AIM OF THE TASK:
A faithful transcription of all the data is required.

DATASET ENTRIES:
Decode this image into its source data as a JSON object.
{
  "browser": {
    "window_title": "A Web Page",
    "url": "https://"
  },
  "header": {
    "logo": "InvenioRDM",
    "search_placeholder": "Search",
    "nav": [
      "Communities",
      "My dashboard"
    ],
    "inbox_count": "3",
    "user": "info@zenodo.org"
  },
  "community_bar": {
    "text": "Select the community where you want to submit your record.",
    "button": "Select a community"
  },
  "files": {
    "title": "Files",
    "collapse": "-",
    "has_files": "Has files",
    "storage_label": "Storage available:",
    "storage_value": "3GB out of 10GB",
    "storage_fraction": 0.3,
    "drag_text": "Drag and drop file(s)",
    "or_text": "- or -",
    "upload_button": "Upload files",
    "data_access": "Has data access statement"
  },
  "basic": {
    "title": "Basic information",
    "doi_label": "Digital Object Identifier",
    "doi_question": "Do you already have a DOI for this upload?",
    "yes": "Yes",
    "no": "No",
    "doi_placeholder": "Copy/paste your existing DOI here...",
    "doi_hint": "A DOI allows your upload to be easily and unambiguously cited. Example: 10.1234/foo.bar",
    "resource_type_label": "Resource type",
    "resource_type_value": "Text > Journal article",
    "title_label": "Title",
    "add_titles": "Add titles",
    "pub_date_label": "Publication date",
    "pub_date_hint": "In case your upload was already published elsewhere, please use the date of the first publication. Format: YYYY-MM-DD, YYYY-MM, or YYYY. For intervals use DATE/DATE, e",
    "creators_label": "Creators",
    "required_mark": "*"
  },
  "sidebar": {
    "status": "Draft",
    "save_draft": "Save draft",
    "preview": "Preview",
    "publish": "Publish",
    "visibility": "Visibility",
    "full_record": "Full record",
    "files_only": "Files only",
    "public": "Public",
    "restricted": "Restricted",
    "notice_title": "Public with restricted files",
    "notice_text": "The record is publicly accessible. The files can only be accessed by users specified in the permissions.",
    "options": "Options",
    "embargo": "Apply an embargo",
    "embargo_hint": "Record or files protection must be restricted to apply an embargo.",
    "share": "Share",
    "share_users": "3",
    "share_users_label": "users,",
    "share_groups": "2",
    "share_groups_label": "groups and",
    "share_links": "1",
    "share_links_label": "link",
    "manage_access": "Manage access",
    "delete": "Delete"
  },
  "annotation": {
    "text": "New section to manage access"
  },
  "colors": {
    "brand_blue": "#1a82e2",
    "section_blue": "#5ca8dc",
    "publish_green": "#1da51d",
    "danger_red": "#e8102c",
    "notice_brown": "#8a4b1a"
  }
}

SOLUTION:
Decode this image into its source data as a JSON object.
{
  "browser": {
    "window_title": "A Web Page",
    "url": "https://"
  },
  "header": {
    "logo": "InvenioRDM",
    "search_placeholder": "Search",
    "nav": [
      "Communities",
      "My dashboard"
    ],
    "inbox_count": "3",
    "user": "info@zenodo.org"
  },
  "community_bar": {
    "text": "Select the community where you want to submit your record.",
    "button": "Select a community"
  },
  "files": {
    "title": "Files",
    "collapse": "-",
    "has_files": "Has files",
    "storage_label": "Storage available:",
    "storage_value": "3GB out of 10GB",
    "storage_fraction": 0.3,
    "drag_text": "Drag and drop file(s)",
    "or_text": "- or -",
    "upload_button": "Upload files",
    "data_access": "Has data access statement"
  },
  "basic": {
    "title": "Basic information",
    "doi_label": "Digital Object Identifier",
    "doi_question": "Do you already have a DOI for this upload?",
    "yes": "Yes",
    "no": "No",
    "doi_placeholder": "Copy/paste your existing DOI here...",
    "doi_hint": "A DOI allows your upload to be easily and unambiguously cited. Example: 10.1234/foo.bar",
    "resource_type_label": "Resource type",
    "resource_type_value": "Text > Journal article",
    "title_label": "Title",
    "add_titles": "Add titles",
    "pub_date_label": "Publication date",
    "pub_date_hint": "In case your upload was already published elsewhere, please use the date of the first publication. Format: YYYY-MM-DD, YYYY-MM, or YYYY. For intervals use DATE/DATE, e",
    "creators_label": "Creators",
    "required_mark": "*"
  },
  "sidebar": {
    "status": "Draft",
    "save_draft": "Save draft",
    "preview": "Preview",
    "publish": "Publish",
    "visibility": "Visibility",
    "full_record": "Full record",
    "files_only": "Files only",
    "public": "Public",
    "restricted": "Restricted",
    "notice_title": "Public with restricted files",
    "notice_text": "The record is publicly accessible. The files can only be accessed by users specified in the permissions.",
    "options": "Options",
    "embargo": "Apply an embargo",
    "embargo_hint": "Record or files protection must be restricted to apply an embargo.",
    "share": "Share",
    "share_users": "3",
    "share_users_label": "users,",
    "share_groups": "2",
    "share_groups_label": "groups and",
    "share_links": "1",
    "share_links_label": "link",
    "manage_access": "Manage access",
    "delete": "Delete"
  },
  "annotation": {
    "text": "New section to manage access"
  },
  "colors": {
    "brand_blue": "#1a82e2",
    "section_blue": "#5ca8dc",
    "publish_green": "#1da51d",
    "danger_red": "#e8102c",
    "notice_brown": "#8a4b1a"
  }
}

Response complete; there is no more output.